**Aim**
Omit all pictures. Copy the rest of the material exactly.

**Record set**
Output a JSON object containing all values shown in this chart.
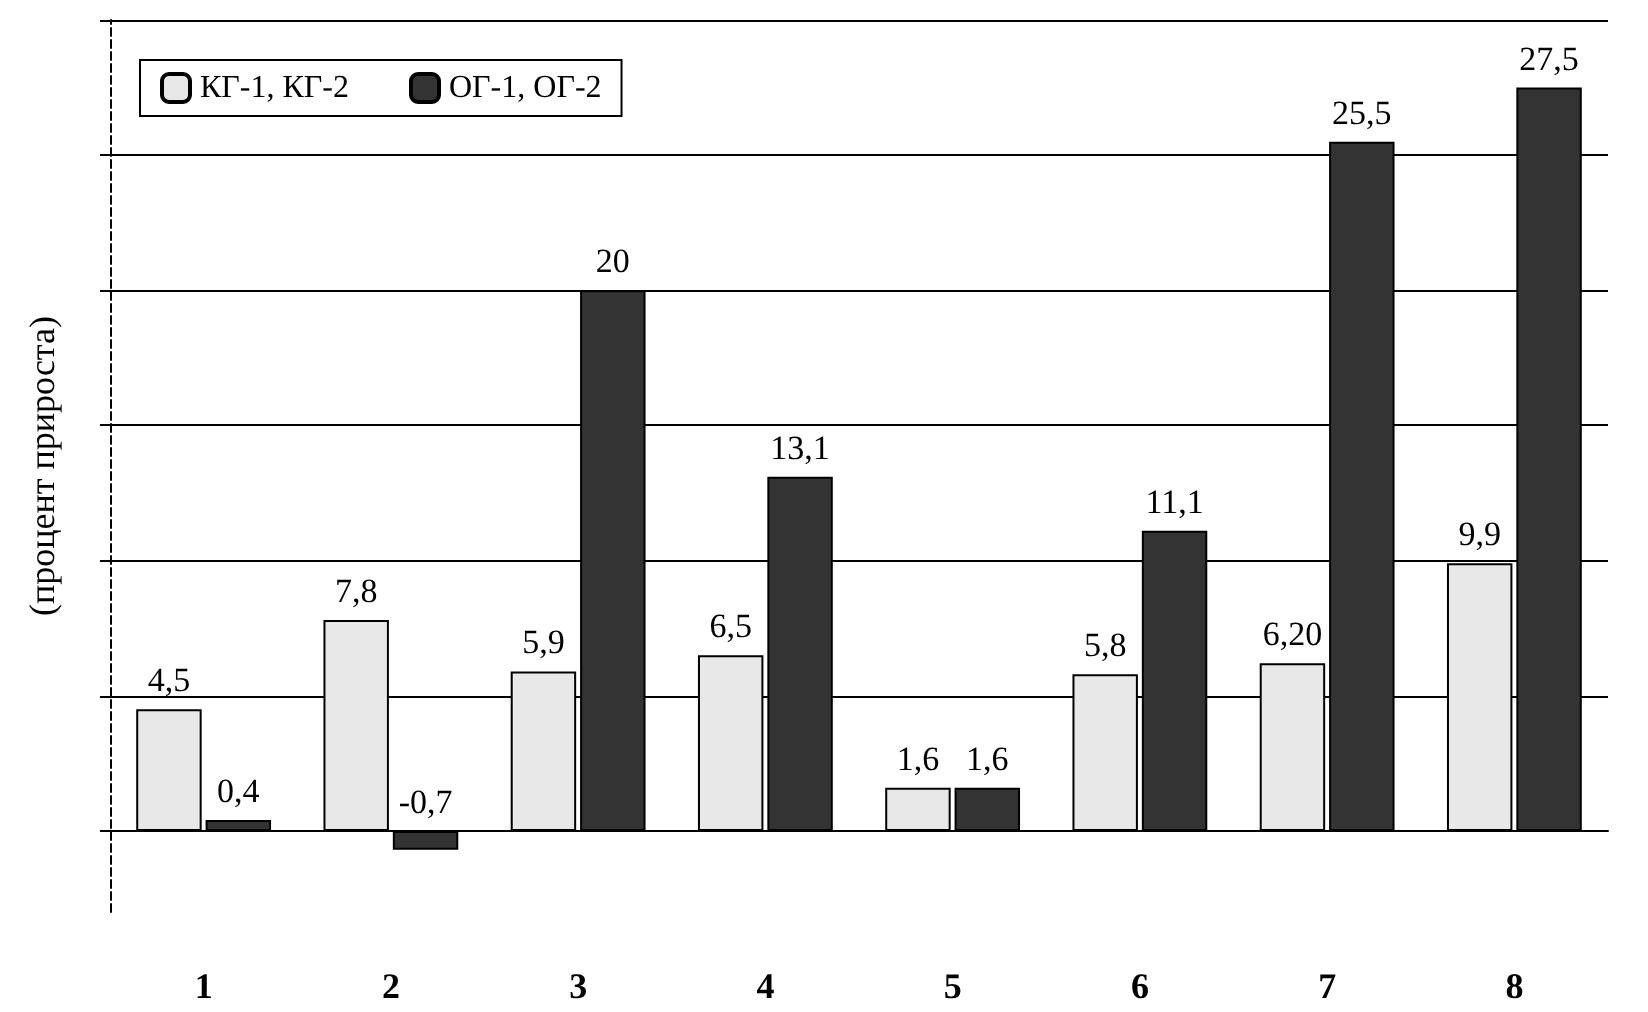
{
  "chart_data": {
    "type": "bar",
    "ylabel": "(процент прироста)",
    "categories": [
      "1",
      "2",
      "3",
      "4",
      "5",
      "6",
      "7",
      "8"
    ],
    "series": [
      {
        "name": "КГ-1, КГ-2",
        "color": "#e8e8e8",
        "values": [
          4.5,
          7.8,
          5.9,
          6.5,
          1.6,
          5.8,
          6.2,
          9.9
        ],
        "value_labels": [
          "4,5",
          "7,8",
          "5,9",
          "6,5",
          "1,6",
          "5,8",
          "6,20",
          "9,9"
        ]
      },
      {
        "name": "ОГ-1, ОГ-2",
        "color": "#333333",
        "values": [
          0.4,
          -0.7,
          20,
          13.1,
          1.6,
          11.1,
          25.5,
          27.5
        ],
        "value_labels": [
          "0,4",
          "-0,7",
          "20",
          "13,1",
          "1,6",
          "11,1",
          "25,5",
          "27,5"
        ]
      }
    ],
    "ylim": [
      -3,
      30
    ],
    "yticks": [
      {
        "value": 0,
        "label": null
      },
      {
        "value": 5,
        "label": null
      },
      {
        "value": 10,
        "label": null
      },
      {
        "value": 15,
        "label": null
      },
      {
        "value": 20,
        "label": null
      },
      {
        "value": 25,
        "label": null
      },
      {
        "value": 30,
        "label": null
      }
    ],
    "grid": "y",
    "legend": "top left",
    "tick_labels": "x"
  }
}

**Correct response**
Output a JSON object containing all values shown in this chart.
{
  "chart_data": {
    "type": "bar",
    "ylabel": "(процент прироста)",
    "categories": [
      "1",
      "2",
      "3",
      "4",
      "5",
      "6",
      "7",
      "8"
    ],
    "series": [
      {
        "name": "КГ-1, КГ-2",
        "color": "#e8e8e8",
        "values": [
          4.5,
          7.8,
          5.9,
          6.5,
          1.6,
          5.8,
          6.2,
          9.9
        ],
        "value_labels": [
          "4,5",
          "7,8",
          "5,9",
          "6,5",
          "1,6",
          "5,8",
          "6,20",
          "9,9"
        ]
      },
      {
        "name": "ОГ-1, ОГ-2",
        "color": "#333333",
        "values": [
          0.4,
          -0.7,
          20,
          13.1,
          1.6,
          11.1,
          25.5,
          27.5
        ],
        "value_labels": [
          "0,4",
          "-0,7",
          "20",
          "13,1",
          "1,6",
          "11,1",
          "25,5",
          "27,5"
        ]
      }
    ],
    "ylim": [
      -3,
      30
    ],
    "yticks": [
      {
        "value": 0,
        "label": null
      },
      {
        "value": 5,
        "label": null
      },
      {
        "value": 10,
        "label": null
      },
      {
        "value": 15,
        "label": null
      },
      {
        "value": 20,
        "label": null
      },
      {
        "value": 25,
        "label": null
      },
      {
        "value": 30,
        "label": null
      }
    ],
    "grid": "y",
    "legend": "top left",
    "tick_labels": "x"
  }
}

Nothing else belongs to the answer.